# GIVEN INSTRUCTION
All of the material should be reproduced exactly, with pictures left out.

# start of MATERIAL PROVIDED

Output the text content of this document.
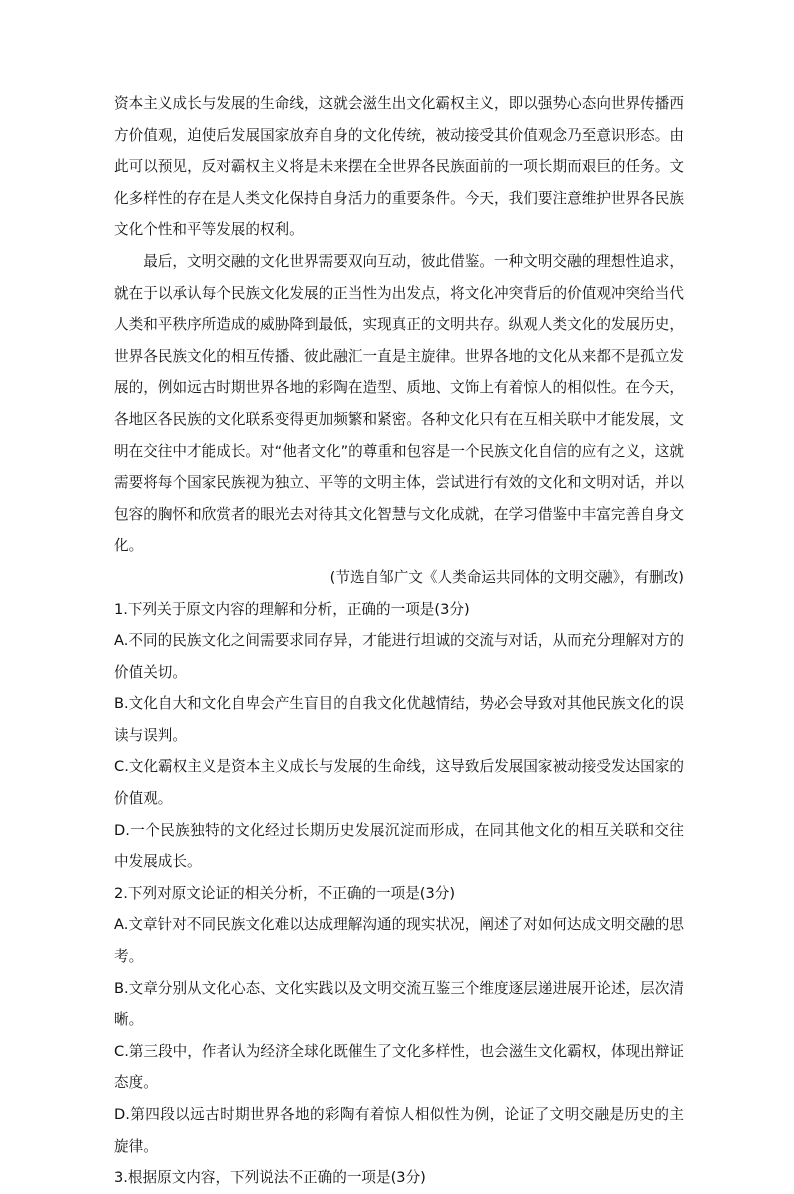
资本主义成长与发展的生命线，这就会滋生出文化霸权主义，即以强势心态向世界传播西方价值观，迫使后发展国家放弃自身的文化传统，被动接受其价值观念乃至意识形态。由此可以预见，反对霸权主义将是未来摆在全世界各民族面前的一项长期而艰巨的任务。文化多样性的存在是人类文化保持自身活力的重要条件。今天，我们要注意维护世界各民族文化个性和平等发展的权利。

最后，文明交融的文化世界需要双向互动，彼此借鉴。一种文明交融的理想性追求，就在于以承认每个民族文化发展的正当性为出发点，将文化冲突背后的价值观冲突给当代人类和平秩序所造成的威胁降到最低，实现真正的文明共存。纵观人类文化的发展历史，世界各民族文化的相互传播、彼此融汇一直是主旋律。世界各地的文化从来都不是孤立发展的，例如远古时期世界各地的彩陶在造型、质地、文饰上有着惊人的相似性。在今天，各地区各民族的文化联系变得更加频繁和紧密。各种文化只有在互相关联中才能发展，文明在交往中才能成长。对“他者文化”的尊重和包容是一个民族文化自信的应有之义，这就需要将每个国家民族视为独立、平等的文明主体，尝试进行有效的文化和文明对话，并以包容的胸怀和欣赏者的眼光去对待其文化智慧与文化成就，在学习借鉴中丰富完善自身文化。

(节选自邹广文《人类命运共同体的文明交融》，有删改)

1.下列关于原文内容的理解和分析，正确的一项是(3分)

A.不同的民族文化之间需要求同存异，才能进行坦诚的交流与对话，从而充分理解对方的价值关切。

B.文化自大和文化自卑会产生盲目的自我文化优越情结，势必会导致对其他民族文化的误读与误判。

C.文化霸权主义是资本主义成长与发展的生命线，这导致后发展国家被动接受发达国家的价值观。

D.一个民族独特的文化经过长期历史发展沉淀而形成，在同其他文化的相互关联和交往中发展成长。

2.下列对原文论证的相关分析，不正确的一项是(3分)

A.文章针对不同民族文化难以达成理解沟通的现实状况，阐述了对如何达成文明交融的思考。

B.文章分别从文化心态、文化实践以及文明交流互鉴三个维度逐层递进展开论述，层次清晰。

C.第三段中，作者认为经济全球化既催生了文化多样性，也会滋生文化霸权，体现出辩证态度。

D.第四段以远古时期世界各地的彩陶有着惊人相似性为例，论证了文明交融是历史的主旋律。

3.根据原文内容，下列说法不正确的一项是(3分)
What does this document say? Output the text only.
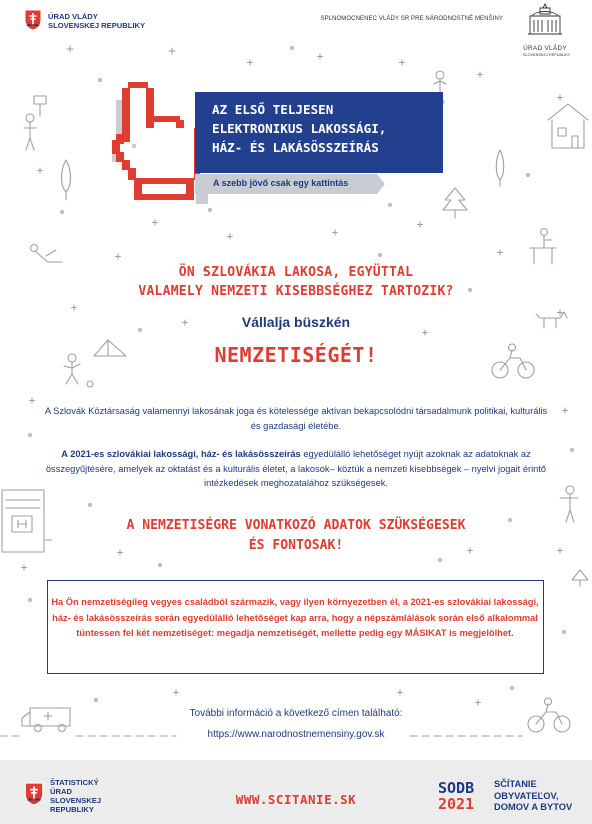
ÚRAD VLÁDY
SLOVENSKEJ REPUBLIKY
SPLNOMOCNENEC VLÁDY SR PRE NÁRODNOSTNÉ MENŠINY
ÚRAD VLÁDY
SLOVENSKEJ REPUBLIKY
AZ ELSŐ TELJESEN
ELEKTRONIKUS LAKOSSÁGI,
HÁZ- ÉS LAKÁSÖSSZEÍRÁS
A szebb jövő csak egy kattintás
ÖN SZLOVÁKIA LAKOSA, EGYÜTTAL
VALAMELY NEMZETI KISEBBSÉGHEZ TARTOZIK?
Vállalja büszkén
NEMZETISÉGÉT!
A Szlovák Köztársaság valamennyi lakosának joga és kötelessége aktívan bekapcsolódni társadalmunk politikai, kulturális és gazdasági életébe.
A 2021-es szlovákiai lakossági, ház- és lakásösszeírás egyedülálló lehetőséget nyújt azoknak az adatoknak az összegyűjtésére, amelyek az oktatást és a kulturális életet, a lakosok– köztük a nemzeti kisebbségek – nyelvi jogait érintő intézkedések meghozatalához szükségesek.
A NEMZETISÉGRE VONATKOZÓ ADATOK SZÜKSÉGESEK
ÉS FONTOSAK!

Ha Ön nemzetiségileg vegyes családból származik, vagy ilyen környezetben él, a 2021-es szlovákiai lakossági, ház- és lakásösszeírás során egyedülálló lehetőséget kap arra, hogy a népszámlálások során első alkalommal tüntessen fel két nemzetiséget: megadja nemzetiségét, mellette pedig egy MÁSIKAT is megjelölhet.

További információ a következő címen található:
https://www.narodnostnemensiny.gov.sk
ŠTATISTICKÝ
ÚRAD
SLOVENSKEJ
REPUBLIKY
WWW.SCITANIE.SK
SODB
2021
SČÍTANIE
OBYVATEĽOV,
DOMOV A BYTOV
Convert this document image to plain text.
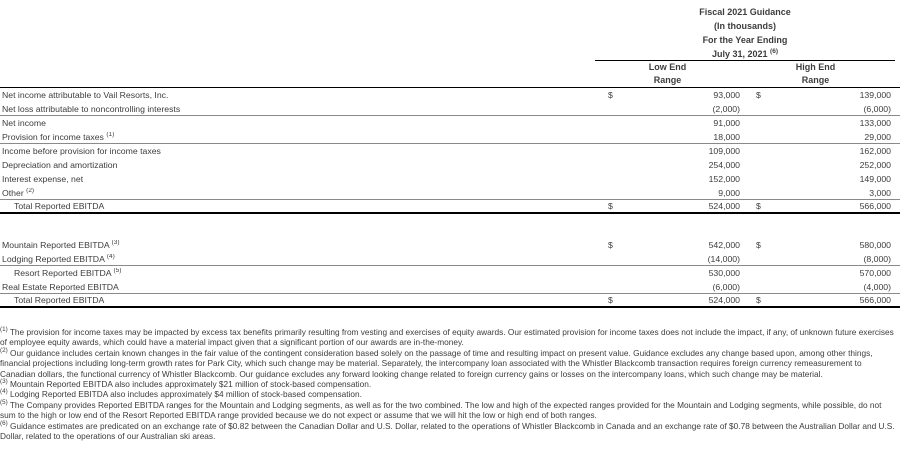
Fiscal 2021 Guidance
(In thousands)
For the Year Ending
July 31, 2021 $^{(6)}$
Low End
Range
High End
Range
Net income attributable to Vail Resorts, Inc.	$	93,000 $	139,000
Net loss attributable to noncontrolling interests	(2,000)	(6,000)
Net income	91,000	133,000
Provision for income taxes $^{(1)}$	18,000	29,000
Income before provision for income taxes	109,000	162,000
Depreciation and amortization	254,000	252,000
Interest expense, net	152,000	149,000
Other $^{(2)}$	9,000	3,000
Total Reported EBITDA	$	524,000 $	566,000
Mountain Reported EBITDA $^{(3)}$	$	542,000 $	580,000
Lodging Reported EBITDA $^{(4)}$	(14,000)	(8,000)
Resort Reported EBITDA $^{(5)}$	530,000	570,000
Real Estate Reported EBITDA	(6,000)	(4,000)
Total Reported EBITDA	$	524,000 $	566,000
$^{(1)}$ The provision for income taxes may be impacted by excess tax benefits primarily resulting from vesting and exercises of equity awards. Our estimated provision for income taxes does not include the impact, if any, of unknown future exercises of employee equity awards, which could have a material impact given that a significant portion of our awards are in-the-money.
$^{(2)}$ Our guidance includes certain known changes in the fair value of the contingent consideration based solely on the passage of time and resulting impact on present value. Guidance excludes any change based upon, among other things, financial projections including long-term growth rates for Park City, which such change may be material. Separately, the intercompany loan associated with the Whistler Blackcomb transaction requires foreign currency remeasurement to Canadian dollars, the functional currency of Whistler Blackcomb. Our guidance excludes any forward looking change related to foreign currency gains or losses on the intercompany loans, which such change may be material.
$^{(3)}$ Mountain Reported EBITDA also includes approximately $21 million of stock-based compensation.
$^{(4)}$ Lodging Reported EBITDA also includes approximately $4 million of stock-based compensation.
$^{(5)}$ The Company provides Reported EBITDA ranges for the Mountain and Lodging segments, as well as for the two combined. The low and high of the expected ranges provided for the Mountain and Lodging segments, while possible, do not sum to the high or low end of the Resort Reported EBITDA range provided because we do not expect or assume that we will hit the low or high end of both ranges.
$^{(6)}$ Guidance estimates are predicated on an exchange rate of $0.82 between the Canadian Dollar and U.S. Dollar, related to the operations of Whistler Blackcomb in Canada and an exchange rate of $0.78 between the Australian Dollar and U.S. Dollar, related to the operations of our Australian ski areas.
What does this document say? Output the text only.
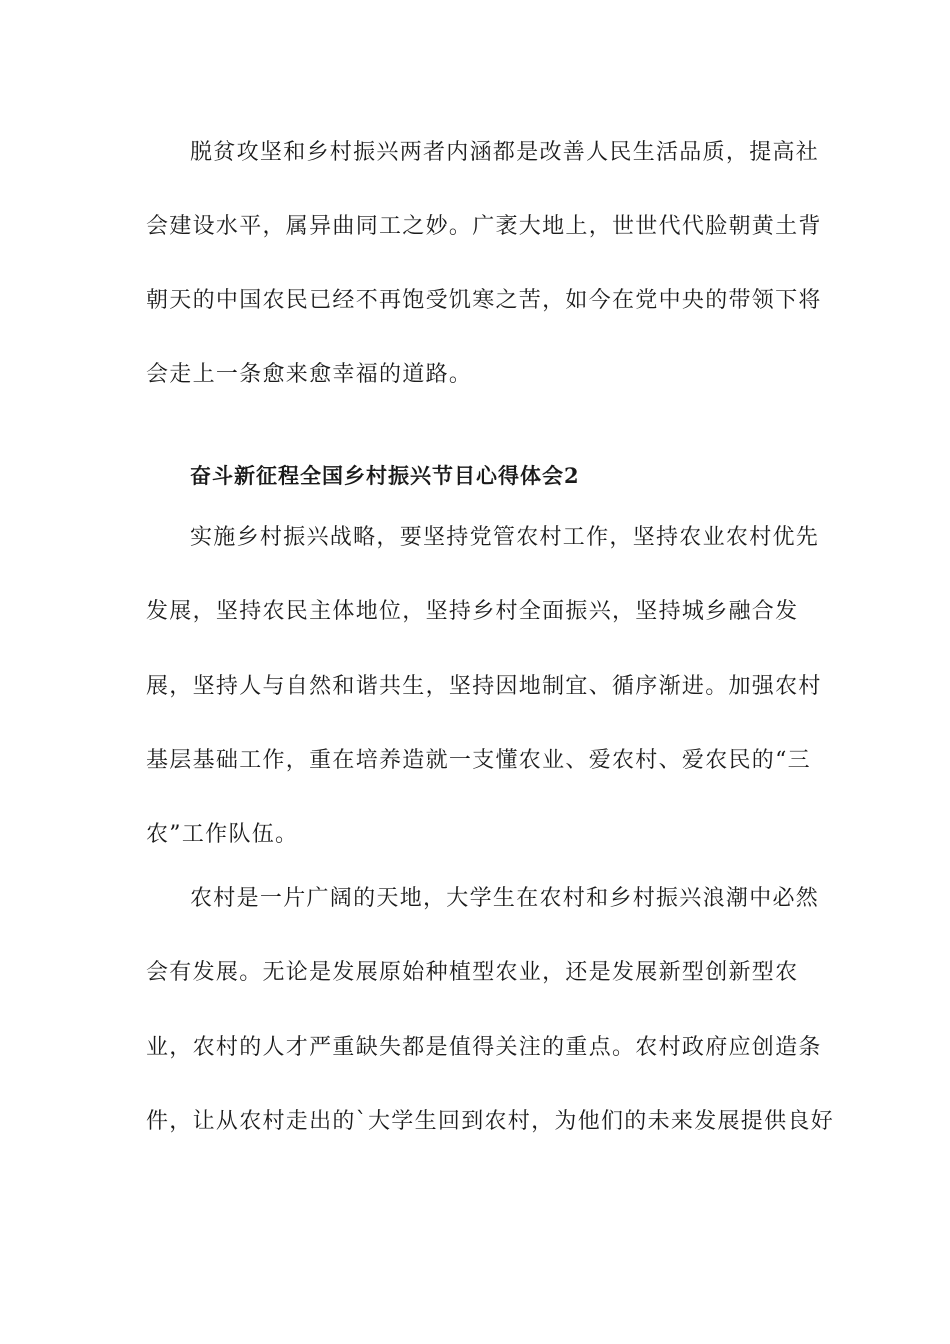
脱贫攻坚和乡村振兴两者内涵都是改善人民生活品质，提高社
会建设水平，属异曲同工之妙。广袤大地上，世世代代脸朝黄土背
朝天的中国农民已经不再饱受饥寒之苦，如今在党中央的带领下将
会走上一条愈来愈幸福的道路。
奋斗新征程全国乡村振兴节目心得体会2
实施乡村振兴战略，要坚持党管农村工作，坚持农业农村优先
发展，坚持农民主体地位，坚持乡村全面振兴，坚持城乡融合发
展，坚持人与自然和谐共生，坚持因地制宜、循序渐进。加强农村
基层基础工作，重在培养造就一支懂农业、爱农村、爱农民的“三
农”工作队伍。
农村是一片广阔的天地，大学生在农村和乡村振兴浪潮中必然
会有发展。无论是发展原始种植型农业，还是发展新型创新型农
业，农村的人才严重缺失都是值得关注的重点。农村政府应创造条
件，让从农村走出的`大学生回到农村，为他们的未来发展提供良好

# end of MATERIAL PROVIDED

# SOLUTION TO THE EXERCISE
Output the text content of this document.
资本主义成长与发展的生命线，这就会滋生出文化霸权主义，即以强势心态向世界传播西方价值观，迫使后发展国家放弃自身的文化传统，被动接受其价值观念乃至意识形态。由此可以预见，反对霸权主义将是未来摆在全世界各民族面前的一项长期而艰巨的任务。文化多样性的存在是人类文化保持自身活力的重要条件。今天，我们要注意维护世界各民族文化个性和平等发展的权利。

最后，文明交融的文化世界需要双向互动，彼此借鉴。一种文明交融的理想性追求，就在于以承认每个民族文化发展的正当性为出发点，将文化冲突背后的价值观冲突给当代人类和平秩序所造成的威胁降到最低，实现真正的文明共存。纵观人类文化的发展历史，世界各民族文化的相互传播、彼此融汇一直是主旋律。世界各地的文化从来都不是孤立发展的，例如远古时期世界各地的彩陶在造型、质地、文饰上有着惊人的相似性。在今天，各地区各民族的文化联系变得更加频繁和紧密。各种文化只有在互相关联中才能发展，文明在交往中才能成长。对“他者文化”的尊重和包容是一个民族文化自信的应有之义，这就需要将每个国家民族视为独立、平等的文明主体，尝试进行有效的文化和文明对话，并以包容的胸怀和欣赏者的眼光去对待其文化智慧与文化成就，在学习借鉴中丰富完善自身文化。

(节选自邹广文《人类命运共同体的文明交融》，有删改)

1.下列关于原文内容的理解和分析，正确的一项是(3分)

A.不同的民族文化之间需要求同存异，才能进行坦诚的交流与对话，从而充分理解对方的价值关切。

B.文化自大和文化自卑会产生盲目的自我文化优越情结，势必会导致对其他民族文化的误读与误判。

C.文化霸权主义是资本主义成长与发展的生命线，这导致后发展国家被动接受发达国家的价值观。

D.一个民族独特的文化经过长期历史发展沉淀而形成，在同其他文化的相互关联和交往中发展成长。

2.下列对原文论证的相关分析，不正确的一项是(3分)

A.文章针对不同民族文化难以达成理解沟通的现实状况，阐述了对如何达成文明交融的思考。

B.文章分别从文化心态、文化实践以及文明交流互鉴三个维度逐层递进展开论述，层次清晰。

C.第三段中，作者认为经济全球化既催生了文化多样性，也会滋生文化霸权，体现出辩证态度。

D.第四段以远古时期世界各地的彩陶有着惊人相似性为例，论证了文明交融是历史的主旋律。

3.根据原文内容，下列说法不正确的一项是(3分)
What does this document say? Output the text only.
ÚRAD VLÁDY
SLOVENSKEJ REPUBLIKY
SPLNOMOCNENEC VLÁDY SR PRE NÁRODNOSTNÉ MENŠINY
ÚRAD VLÁDY
SLOVENSKEJ REPUBLIKY
AZ ELSŐ TELJESEN
ELEKTRONIKUS LAKOSSÁGI,
HÁZ- ÉS LAKÁSÖSSZEÍRÁS
A szebb jövő csak egy kattintás
ÖN SZLOVÁKIA LAKOSA, EGYÜTTAL
VALAMELY NEMZETI KISEBBSÉGHEZ TARTOZIK?
Vállalja büszkén
NEMZETISÉGÉT!
A Szlovák Köztársaság valamennyi lakosának joga és kötelessége aktívan bekapcsolódni társadalmunk politikai, kulturális és gazdasági életébe.
A 2021-es szlovákiai lakossági, ház- és lakásösszeírás egyedülálló lehetőséget nyújt azoknak az adatoknak az összegyűjtésére, amelyek az oktatást és a kulturális életet, a lakosok– köztük a nemzeti kisebbségek – nyelvi jogait érintő intézkedések meghozatalához szükségesek.
A NEMZETISÉGRE VONATKOZÓ ADATOK SZÜKSÉGESEK
ÉS FONTOSAK!

Ha Ön nemzetiségileg vegyes családból származik, vagy ilyen környezetben él, a 2021-es szlovákiai lakossági, ház- és lakásösszeírás során egyedülálló lehetőséget kap arra, hogy a népszámlálások során első alkalommal tüntessen fel két nemzetiséget: megadja nemzetiségét, mellette pedig egy MÁSIKAT is megjelölhet.

További információ a következő címen található:
https://www.narodnostnemensiny.gov.sk
ŠTATISTICKÝ
ÚRAD
SLOVENSKEJ
REPUBLIKY
WWW.SCITANIE.SK
SODB
2021
SČÍTANIE
OBYVATEĽOV,
DOMOV A BYTOV
Convert this document image to plain text.
Fiscal 2021 Guidance
(In thousands)
For the Year Ending
July 31, 2021 $^{(6)}$
Low End
Range
High End
Range
Net income attributable to Vail Resorts, Inc.	$	93,000 $	139,000
Net loss attributable to noncontrolling interests	(2,000)	(6,000)
Net income	91,000	133,000
Provision for income taxes $^{(1)}$	18,000	29,000
Income before provision for income taxes	109,000	162,000
Depreciation and amortization	254,000	252,000
Interest expense, net	152,000	149,000
Other $^{(2)}$	9,000	3,000
Total Reported EBITDA	$	524,000 $	566,000
Mountain Reported EBITDA $^{(3)}$	$	542,000 $	580,000
Lodging Reported EBITDA $^{(4)}$	(14,000)	(8,000)
Resort Reported EBITDA $^{(5)}$	530,000	570,000
Real Estate Reported EBITDA	(6,000)	(4,000)
Total Reported EBITDA	$	524,000 $	566,000
$^{(1)}$ The provision for income taxes may be impacted by excess tax benefits primarily resulting from vesting and exercises of equity awards. Our estimated provision for income taxes does not include the impact, if any, of unknown future exercises of employee equity awards, which could have a material impact given that a significant portion of our awards are in-the-money.
$^{(2)}$ Our guidance includes certain known changes in the fair value of the contingent consideration based solely on the passage of time and resulting impact on present value. Guidance excludes any change based upon, among other things, financial projections including long-term growth rates for Park City, which such change may be material. Separately, the intercompany loan associated with the Whistler Blackcomb transaction requires foreign currency remeasurement to Canadian dollars, the functional currency of Whistler Blackcomb. Our guidance excludes any forward looking change related to foreign currency gains or losses on the intercompany loans, which such change may be material.
$^{(3)}$ Mountain Reported EBITDA also includes approximately $21 million of stock-based compensation.
$^{(4)}$ Lodging Reported EBITDA also includes approximately $4 million of stock-based compensation.
$^{(5)}$ The Company provides Reported EBITDA ranges for the Mountain and Lodging segments, as well as for the two combined. The low and high of the expected ranges provided for the Mountain and Lodging segments, while possible, do not sum to the high or low end of the Resort Reported EBITDA range provided because we do not expect or assume that we will hit the low or high end of both ranges.
$^{(6)}$ Guidance estimates are predicated on an exchange rate of $0.82 between the Canadian Dollar and U.S. Dollar, related to the operations of Whistler Blackcomb in Canada and an exchange rate of $0.78 between the Australian Dollar and U.S. Dollar, related to the operations of our Australian ski areas.
What does this document say? Output the text only.
脱贫攻坚和乡村振兴两者内涵都是改善人民生活品质，提高社
会建设水平，属异曲同工之妙。广袤大地上，世世代代脸朝黄土背
朝天的中国农民已经不再饱受饥寒之苦，如今在党中央的带领下将
会走上一条愈来愈幸福的道路。
奋斗新征程全国乡村振兴节目心得体会2
实施乡村振兴战略，要坚持党管农村工作，坚持农业农村优先
发展，坚持农民主体地位，坚持乡村全面振兴，坚持城乡融合发
展，坚持人与自然和谐共生，坚持因地制宜、循序渐进。加强农村
基层基础工作，重在培养造就一支懂农业、爱农村、爱农民的“三
农”工作队伍。
农村是一片广阔的天地，大学生在农村和乡村振兴浪潮中必然
会有发展。无论是发展原始种植型农业，还是发展新型创新型农
业，农村的人才严重缺失都是值得关注的重点。农村政府应创造条
件，让从农村走出的`大学生回到农村，为他们的未来发展提供良好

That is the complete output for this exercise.